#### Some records
______

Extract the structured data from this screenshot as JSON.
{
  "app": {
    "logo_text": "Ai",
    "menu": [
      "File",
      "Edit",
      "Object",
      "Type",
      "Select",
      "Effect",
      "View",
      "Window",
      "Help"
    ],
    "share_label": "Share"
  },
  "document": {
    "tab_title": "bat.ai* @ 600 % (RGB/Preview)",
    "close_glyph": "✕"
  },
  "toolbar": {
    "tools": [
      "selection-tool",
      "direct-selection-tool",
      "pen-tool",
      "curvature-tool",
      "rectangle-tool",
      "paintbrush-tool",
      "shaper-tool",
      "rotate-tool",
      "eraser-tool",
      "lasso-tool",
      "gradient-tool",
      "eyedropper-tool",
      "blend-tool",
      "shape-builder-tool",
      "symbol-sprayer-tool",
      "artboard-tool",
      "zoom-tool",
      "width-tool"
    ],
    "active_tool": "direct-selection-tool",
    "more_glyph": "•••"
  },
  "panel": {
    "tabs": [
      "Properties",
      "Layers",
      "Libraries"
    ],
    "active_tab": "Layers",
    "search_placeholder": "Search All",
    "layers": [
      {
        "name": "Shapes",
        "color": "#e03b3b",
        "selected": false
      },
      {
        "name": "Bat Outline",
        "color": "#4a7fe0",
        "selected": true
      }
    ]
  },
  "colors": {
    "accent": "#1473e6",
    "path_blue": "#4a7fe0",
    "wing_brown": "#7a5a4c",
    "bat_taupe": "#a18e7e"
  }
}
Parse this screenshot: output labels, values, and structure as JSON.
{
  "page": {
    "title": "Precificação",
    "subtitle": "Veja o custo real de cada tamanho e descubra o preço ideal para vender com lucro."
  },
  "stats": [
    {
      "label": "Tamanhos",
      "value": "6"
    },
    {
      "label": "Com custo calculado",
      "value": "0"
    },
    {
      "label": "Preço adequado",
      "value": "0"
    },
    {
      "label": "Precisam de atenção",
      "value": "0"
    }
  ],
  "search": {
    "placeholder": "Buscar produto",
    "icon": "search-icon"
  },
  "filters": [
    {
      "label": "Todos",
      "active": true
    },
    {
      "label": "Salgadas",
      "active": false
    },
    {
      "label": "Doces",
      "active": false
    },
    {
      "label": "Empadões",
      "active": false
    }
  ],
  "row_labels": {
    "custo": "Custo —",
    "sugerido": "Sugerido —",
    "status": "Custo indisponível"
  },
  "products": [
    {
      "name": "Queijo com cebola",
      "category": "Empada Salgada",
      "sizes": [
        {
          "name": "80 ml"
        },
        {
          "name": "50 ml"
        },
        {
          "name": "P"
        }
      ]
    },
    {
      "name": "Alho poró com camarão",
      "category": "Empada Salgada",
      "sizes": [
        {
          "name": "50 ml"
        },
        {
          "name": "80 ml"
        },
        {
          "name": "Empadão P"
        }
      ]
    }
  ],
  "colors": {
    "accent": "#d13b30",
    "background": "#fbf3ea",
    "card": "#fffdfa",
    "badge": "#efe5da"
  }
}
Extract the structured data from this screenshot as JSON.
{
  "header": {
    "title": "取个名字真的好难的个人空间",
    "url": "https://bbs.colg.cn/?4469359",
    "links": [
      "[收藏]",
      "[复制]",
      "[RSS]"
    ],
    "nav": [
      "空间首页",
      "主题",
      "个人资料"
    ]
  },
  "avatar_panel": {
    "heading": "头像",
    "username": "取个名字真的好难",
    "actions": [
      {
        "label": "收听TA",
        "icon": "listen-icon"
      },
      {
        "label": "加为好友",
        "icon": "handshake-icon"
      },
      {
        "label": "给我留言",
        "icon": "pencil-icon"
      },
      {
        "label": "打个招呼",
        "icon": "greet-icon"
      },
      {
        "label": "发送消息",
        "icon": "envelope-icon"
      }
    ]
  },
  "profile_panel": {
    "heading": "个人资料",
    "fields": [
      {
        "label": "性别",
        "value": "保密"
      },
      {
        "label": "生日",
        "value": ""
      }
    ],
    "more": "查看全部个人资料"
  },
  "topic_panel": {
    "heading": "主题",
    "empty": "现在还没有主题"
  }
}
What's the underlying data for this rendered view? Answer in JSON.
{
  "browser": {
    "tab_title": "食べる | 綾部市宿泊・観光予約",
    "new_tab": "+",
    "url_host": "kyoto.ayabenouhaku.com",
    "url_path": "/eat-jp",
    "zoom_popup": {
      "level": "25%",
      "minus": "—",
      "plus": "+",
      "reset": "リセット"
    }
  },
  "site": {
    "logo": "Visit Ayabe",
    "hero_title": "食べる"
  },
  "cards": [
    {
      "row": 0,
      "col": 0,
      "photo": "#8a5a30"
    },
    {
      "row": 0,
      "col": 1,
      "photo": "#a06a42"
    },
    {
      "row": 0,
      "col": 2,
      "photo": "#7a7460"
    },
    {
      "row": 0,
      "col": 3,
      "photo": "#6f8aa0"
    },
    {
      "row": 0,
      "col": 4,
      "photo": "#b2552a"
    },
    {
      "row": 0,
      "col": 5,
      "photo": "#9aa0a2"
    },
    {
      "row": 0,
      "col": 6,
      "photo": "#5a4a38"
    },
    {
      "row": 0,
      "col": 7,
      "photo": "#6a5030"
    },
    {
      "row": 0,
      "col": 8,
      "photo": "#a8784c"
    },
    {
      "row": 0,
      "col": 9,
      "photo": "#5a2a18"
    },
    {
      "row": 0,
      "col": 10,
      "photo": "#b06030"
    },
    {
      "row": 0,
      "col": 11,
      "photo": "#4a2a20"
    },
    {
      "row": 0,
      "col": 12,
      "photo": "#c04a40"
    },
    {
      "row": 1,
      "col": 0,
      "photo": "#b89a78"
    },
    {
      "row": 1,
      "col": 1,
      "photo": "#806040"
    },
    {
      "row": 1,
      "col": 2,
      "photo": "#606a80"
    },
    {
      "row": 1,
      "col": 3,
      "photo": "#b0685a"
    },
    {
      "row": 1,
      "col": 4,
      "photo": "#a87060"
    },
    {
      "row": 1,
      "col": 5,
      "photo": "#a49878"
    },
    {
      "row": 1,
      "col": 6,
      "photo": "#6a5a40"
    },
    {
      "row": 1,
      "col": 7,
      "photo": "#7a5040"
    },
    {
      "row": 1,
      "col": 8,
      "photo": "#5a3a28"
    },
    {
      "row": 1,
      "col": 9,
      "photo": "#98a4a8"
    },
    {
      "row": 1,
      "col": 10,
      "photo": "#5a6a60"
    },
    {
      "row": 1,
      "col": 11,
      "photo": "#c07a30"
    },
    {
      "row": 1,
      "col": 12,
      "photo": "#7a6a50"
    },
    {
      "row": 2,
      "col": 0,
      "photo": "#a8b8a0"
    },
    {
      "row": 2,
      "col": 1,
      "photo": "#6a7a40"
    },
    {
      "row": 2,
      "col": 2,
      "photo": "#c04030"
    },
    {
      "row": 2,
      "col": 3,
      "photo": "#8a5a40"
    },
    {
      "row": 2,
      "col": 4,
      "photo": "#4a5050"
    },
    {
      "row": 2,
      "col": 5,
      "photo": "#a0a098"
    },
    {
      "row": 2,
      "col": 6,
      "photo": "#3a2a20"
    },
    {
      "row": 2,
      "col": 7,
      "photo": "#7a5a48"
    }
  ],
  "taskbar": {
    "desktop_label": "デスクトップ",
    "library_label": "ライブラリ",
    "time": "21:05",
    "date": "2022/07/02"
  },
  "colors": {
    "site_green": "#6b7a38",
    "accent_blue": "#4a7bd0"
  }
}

______

#### WRITTEN INSTRUCTION
Print every entry exactly as written.

#### ANSWER TO THE TASK
Extract the structured data from this screenshot as JSON.
{
  "app": {
    "logo_text": "Ai",
    "menu": [
      "File",
      "Edit",
      "Object",
      "Type",
      "Select",
      "Effect",
      "View",
      "Window",
      "Help"
    ],
    "share_label": "Share"
  },
  "document": {
    "tab_title": "bat.ai* @ 600 % (RGB/Preview)",
    "close_glyph": "✕"
  },
  "toolbar": {
    "tools": [
      "selection-tool",
      "direct-selection-tool",
      "pen-tool",
      "curvature-tool",
      "rectangle-tool",
      "paintbrush-tool",
      "shaper-tool",
      "rotate-tool",
      "eraser-tool",
      "lasso-tool",
      "gradient-tool",
      "eyedropper-tool",
      "blend-tool",
      "shape-builder-tool",
      "symbol-sprayer-tool",
      "artboard-tool",
      "zoom-tool",
      "width-tool"
    ],
    "active_tool": "direct-selection-tool",
    "more_glyph": "•••"
  },
  "panel": {
    "tabs": [
      "Properties",
      "Layers",
      "Libraries"
    ],
    "active_tab": "Layers",
    "search_placeholder": "Search All",
    "layers": [
      {
        "name": "Shapes",
        "color": "#e03b3b",
        "selected": false
      },
      {
        "name": "Bat Outline",
        "color": "#4a7fe0",
        "selected": true
      }
    ]
  },
  "colors": {
    "accent": "#1473e6",
    "path_blue": "#4a7fe0",
    "wing_brown": "#7a5a4c",
    "bat_taupe": "#a18e7e"
  }
}
Parse this screenshot: output labels, values, and structure as JSON.
{
  "page": {
    "title": "Precificação",
    "subtitle": "Veja o custo real de cada tamanho e descubra o preço ideal para vender com lucro."
  },
  "stats": [
    {
      "label": "Tamanhos",
      "value": "6"
    },
    {
      "label": "Com custo calculado",
      "value": "0"
    },
    {
      "label": "Preço adequado",
      "value": "0"
    },
    {
      "label": "Precisam de atenção",
      "value": "0"
    }
  ],
  "search": {
    "placeholder": "Buscar produto",
    "icon": "search-icon"
  },
  "filters": [
    {
      "label": "Todos",
      "active": true
    },
    {
      "label": "Salgadas",
      "active": false
    },
    {
      "label": "Doces",
      "active": false
    },
    {
      "label": "Empadões",
      "active": false
    }
  ],
  "row_labels": {
    "custo": "Custo —",
    "sugerido": "Sugerido —",
    "status": "Custo indisponível"
  },
  "products": [
    {
      "name": "Queijo com cebola",
      "category": "Empada Salgada",
      "sizes": [
        {
          "name": "80 ml"
        },
        {
          "name": "50 ml"
        },
        {
          "name": "P"
        }
      ]
    },
    {
      "name": "Alho poró com camarão",
      "category": "Empada Salgada",
      "sizes": [
        {
          "name": "50 ml"
        },
        {
          "name": "80 ml"
        },
        {
          "name": "Empadão P"
        }
      ]
    }
  ],
  "colors": {
    "accent": "#d13b30",
    "background": "#fbf3ea",
    "card": "#fffdfa",
    "badge": "#efe5da"
  }
}
Extract the structured data from this screenshot as JSON.
{
  "header": {
    "title": "取个名字真的好难的个人空间",
    "url": "https://bbs.colg.cn/?4469359",
    "links": [
      "[收藏]",
      "[复制]",
      "[RSS]"
    ],
    "nav": [
      "空间首页",
      "主题",
      "个人资料"
    ]
  },
  "avatar_panel": {
    "heading": "头像",
    "username": "取个名字真的好难",
    "actions": [
      {
        "label": "收听TA",
        "icon": "listen-icon"
      },
      {
        "label": "加为好友",
        "icon": "handshake-icon"
      },
      {
        "label": "给我留言",
        "icon": "pencil-icon"
      },
      {
        "label": "打个招呼",
        "icon": "greet-icon"
      },
      {
        "label": "发送消息",
        "icon": "envelope-icon"
      }
    ]
  },
  "profile_panel": {
    "heading": "个人资料",
    "fields": [
      {
        "label": "性别",
        "value": "保密"
      },
      {
        "label": "生日",
        "value": ""
      }
    ],
    "more": "查看全部个人资料"
  },
  "topic_panel": {
    "heading": "主题",
    "empty": "现在还没有主题"
  }
}
What's the underlying data for this rendered view? Answer in JSON.
{
  "browser": {
    "tab_title": "食べる | 綾部市宿泊・観光予約",
    "new_tab": "+",
    "url_host": "kyoto.ayabenouhaku.com",
    "url_path": "/eat-jp",
    "zoom_popup": {
      "level": "25%",
      "minus": "—",
      "plus": "+",
      "reset": "リセット"
    }
  },
  "site": {
    "logo": "Visit Ayabe",
    "hero_title": "食べる"
  },
  "cards": [
    {
      "row": 0,
      "col": 0,
      "photo": "#8a5a30"
    },
    {
      "row": 0,
      "col": 1,
      "photo": "#a06a42"
    },
    {
      "row": 0,
      "col": 2,
      "photo": "#7a7460"
    },
    {
      "row": 0,
      "col": 3,
      "photo": "#6f8aa0"
    },
    {
      "row": 0,
      "col": 4,
      "photo": "#b2552a"
    },
    {
      "row": 0,
      "col": 5,
      "photo": "#9aa0a2"
    },
    {
      "row": 0,
      "col": 6,
      "photo": "#5a4a38"
    },
    {
      "row": 0,
      "col": 7,
      "photo": "#6a5030"
    },
    {
      "row": 0,
      "col": 8,
      "photo": "#a8784c"
    },
    {
      "row": 0,
      "col": 9,
      "photo": "#5a2a18"
    },
    {
      "row": 0,
      "col": 10,
      "photo": "#b06030"
    },
    {
      "row": 0,
      "col": 11,
      "photo": "#4a2a20"
    },
    {
      "row": 0,
      "col": 12,
      "photo": "#c04a40"
    },
    {
      "row": 1,
      "col": 0,
      "photo": "#b89a78"
    },
    {
      "row": 1,
      "col": 1,
      "photo": "#806040"
    },
    {
      "row": 1,
      "col": 2,
      "photo": "#606a80"
    },
    {
      "row": 1,
      "col": 3,
      "photo": "#b0685a"
    },
    {
      "row": 1,
      "col": 4,
      "photo": "#a87060"
    },
    {
      "row": 1,
      "col": 5,
      "photo": "#a49878"
    },
    {
      "row": 1,
      "col": 6,
      "photo": "#6a5a40"
    },
    {
      "row": 1,
      "col": 7,
      "photo": "#7a5040"
    },
    {
      "row": 1,
      "col": 8,
      "photo": "#5a3a28"
    },
    {
      "row": 1,
      "col": 9,
      "photo": "#98a4a8"
    },
    {
      "row": 1,
      "col": 10,
      "photo": "#5a6a60"
    },
    {
      "row": 1,
      "col": 11,
      "photo": "#c07a30"
    },
    {
      "row": 1,
      "col": 12,
      "photo": "#7a6a50"
    },
    {
      "row": 2,
      "col": 0,
      "photo": "#a8b8a0"
    },
    {
      "row": 2,
      "col": 1,
      "photo": "#6a7a40"
    },
    {
      "row": 2,
      "col": 2,
      "photo": "#c04030"
    },
    {
      "row": 2,
      "col": 3,
      "photo": "#8a5a40"
    },
    {
      "row": 2,
      "col": 4,
      "photo": "#4a5050"
    },
    {
      "row": 2,
      "col": 5,
      "photo": "#a0a098"
    },
    {
      "row": 2,
      "col": 6,
      "photo": "#3a2a20"
    },
    {
      "row": 2,
      "col": 7,
      "photo": "#7a5a48"
    }
  ],
  "taskbar": {
    "desktop_label": "デスクトップ",
    "library_label": "ライブラリ",
    "time": "21:05",
    "date": "2022/07/02"
  },
  "colors": {
    "site_green": "#6b7a38",
    "accent_blue": "#4a7bd0"
  }
}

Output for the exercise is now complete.